__EXERCISE DESCRIPTION__
Search the records for "Created". Copy every line where it appears.

__INFORMATION PROVIDED__
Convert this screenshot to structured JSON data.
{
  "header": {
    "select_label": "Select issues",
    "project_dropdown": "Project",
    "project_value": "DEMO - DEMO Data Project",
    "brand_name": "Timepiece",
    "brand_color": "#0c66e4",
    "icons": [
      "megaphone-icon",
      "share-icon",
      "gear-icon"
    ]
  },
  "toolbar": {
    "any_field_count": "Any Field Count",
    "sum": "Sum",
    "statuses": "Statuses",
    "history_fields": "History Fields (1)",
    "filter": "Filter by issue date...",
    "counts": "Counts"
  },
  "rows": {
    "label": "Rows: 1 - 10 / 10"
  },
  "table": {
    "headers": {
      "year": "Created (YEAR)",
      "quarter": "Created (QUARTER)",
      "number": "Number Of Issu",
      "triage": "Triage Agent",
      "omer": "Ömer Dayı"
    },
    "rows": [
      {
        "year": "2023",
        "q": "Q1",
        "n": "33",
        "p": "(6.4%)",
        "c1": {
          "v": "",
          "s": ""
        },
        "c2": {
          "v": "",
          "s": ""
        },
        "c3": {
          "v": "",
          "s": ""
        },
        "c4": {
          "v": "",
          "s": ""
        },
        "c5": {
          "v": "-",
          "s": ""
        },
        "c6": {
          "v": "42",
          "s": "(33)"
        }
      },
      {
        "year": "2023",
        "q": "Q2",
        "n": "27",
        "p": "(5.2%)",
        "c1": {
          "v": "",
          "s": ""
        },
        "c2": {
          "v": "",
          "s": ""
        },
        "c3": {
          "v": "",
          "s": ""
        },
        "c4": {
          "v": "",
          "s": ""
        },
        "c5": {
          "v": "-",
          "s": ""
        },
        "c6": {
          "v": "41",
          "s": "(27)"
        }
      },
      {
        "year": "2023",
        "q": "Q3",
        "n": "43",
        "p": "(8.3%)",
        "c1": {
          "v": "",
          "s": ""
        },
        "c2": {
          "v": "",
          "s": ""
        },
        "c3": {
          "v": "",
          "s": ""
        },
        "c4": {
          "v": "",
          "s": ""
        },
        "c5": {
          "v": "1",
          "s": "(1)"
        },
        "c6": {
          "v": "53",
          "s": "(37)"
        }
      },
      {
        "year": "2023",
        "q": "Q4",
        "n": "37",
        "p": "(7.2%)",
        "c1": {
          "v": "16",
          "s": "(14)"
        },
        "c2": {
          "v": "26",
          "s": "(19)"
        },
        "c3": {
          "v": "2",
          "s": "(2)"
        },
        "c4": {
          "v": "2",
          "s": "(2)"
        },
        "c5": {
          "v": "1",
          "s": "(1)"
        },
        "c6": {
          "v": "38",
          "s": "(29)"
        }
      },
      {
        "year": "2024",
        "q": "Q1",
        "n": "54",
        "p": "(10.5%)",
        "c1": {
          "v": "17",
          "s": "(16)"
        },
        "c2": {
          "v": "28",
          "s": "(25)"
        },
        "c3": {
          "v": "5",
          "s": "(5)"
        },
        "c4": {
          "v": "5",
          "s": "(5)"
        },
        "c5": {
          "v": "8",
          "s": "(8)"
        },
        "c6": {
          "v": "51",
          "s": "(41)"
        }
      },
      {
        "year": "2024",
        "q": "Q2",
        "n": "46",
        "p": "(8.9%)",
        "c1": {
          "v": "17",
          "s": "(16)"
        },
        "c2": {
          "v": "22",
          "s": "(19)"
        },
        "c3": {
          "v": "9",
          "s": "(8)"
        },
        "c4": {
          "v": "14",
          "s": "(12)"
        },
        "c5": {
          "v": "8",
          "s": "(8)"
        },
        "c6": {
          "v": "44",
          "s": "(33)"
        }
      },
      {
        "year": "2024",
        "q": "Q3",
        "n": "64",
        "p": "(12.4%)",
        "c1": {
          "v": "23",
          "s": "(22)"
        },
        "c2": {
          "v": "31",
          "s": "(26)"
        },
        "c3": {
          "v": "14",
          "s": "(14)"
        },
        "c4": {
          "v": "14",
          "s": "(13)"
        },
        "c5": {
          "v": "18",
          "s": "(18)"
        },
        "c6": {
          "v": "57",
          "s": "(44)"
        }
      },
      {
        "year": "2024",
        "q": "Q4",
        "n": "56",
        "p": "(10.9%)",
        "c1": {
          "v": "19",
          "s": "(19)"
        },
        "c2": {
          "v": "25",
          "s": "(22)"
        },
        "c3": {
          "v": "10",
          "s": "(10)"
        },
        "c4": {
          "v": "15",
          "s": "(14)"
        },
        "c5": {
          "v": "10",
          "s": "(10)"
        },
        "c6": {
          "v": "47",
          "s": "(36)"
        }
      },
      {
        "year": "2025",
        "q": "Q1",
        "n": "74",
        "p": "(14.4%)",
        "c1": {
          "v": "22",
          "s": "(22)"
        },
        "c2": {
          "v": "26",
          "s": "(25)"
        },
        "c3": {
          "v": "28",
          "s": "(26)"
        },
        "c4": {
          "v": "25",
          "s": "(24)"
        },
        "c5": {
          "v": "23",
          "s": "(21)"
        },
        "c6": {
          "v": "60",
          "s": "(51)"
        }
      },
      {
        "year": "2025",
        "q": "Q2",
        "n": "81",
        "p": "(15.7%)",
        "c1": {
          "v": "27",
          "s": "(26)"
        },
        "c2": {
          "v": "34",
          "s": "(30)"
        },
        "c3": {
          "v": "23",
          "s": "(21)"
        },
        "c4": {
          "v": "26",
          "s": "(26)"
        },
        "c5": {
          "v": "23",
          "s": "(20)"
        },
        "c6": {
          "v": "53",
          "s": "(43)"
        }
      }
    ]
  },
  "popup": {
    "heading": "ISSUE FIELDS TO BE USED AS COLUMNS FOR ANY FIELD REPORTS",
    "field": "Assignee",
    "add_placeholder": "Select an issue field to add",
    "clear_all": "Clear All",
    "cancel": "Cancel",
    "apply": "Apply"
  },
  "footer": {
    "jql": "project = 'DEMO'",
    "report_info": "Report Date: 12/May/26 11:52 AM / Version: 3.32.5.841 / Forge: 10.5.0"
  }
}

__SOLUTION TO THE PROBLEM__
      "year": "Created (YEAR)",
      "quarter": "Created (QUARTER)",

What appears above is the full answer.